> _Your task_: Repeat the entries below exactly as they appear, with no pictures.

•••

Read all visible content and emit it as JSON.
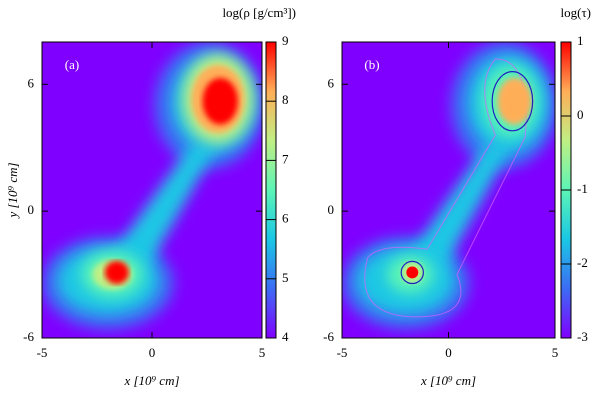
{
  "chart_data": [
    {
      "type": "heatmap",
      "panel_label": "(a)",
      "xlabel": "x [10⁹ cm]",
      "ylabel": "y [10⁹ cm]",
      "xlim": [
        -5,
        5
      ],
      "xticks": [
        -5,
        0,
        5
      ],
      "ylim": [
        -6,
        8
      ],
      "yticks": [
        -6,
        0,
        6
      ],
      "colorbar_label": "log(ρ [g/cm³])",
      "clim": [
        4,
        9
      ],
      "cticks": [
        4,
        5,
        6,
        7,
        8,
        9
      ],
      "colormap": [
        "#8000ff",
        "#3c6cf4",
        "#1ac7e4",
        "#5cf4b6",
        "#c0ef84",
        "#ffae58",
        "#ff0000"
      ]
    },
    {
      "type": "heatmap",
      "panel_label": "(b)",
      "xlabel": "x [10⁹ cm]",
      "xlim": [
        -5,
        5
      ],
      "xticks": [
        -5,
        0,
        5
      ],
      "ylim": [
        -6,
        8
      ],
      "yticks": [
        -6,
        0,
        6
      ],
      "colorbar_label": "log(τ)",
      "clim": [
        -3,
        1
      ],
      "cticks": [
        -3,
        -2,
        -1,
        0,
        1
      ],
      "colormap": [
        "#8000ff",
        "#3c6cf4",
        "#1ac7e4",
        "#5cf4b6",
        "#c0ef84",
        "#ffae58",
        "#ff0000"
      ]
    }
  ]
}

•••

> _The result_:
Read all visible content and emit it as JSON.
{
  "chart_data": [
    {
      "type": "heatmap",
      "panel_label": "(a)",
      "xlabel": "x [10⁹ cm]",
      "ylabel": "y [10⁹ cm]",
      "xlim": [
        -5,
        5
      ],
      "xticks": [
        -5,
        0,
        5
      ],
      "ylim": [
        -6,
        8
      ],
      "yticks": [
        -6,
        0,
        6
      ],
      "colorbar_label": "log(ρ [g/cm³])",
      "clim": [
        4,
        9
      ],
      "cticks": [
        4,
        5,
        6,
        7,
        8,
        9
      ],
      "colormap": [
        "#8000ff",
        "#3c6cf4",
        "#1ac7e4",
        "#5cf4b6",
        "#c0ef84",
        "#ffae58",
        "#ff0000"
      ]
    },
    {
      "type": "heatmap",
      "panel_label": "(b)",
      "xlabel": "x [10⁹ cm]",
      "xlim": [
        -5,
        5
      ],
      "xticks": [
        -5,
        0,
        5
      ],
      "ylim": [
        -6,
        8
      ],
      "yticks": [
        -6,
        0,
        6
      ],
      "colorbar_label": "log(τ)",
      "clim": [
        -3,
        1
      ],
      "cticks": [
        -3,
        -2,
        -1,
        0,
        1
      ],
      "colormap": [
        "#8000ff",
        "#3c6cf4",
        "#1ac7e4",
        "#5cf4b6",
        "#c0ef84",
        "#ffae58",
        "#ff0000"
      ]
    }
  ]
}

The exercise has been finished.